═════ SUPPLIED DATA ═════

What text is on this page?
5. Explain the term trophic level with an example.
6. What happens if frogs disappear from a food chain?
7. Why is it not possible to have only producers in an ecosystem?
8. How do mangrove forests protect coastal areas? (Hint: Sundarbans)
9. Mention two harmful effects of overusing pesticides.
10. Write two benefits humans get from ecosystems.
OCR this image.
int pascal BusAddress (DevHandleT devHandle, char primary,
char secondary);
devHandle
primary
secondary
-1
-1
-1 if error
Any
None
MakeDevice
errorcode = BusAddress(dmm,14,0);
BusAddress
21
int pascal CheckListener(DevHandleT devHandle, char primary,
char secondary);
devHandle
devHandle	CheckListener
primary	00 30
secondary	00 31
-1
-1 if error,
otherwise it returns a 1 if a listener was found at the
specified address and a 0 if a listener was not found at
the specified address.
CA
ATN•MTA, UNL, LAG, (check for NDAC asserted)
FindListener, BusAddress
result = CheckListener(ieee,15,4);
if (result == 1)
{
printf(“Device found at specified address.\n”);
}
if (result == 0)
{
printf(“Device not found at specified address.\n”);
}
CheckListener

═════

* [EXERCISE INSTRUCTIONS]:
Provide the number of lines in these entries that hold the word "specified", without any accompanying text.

* [OUTPUT BELOW]:
4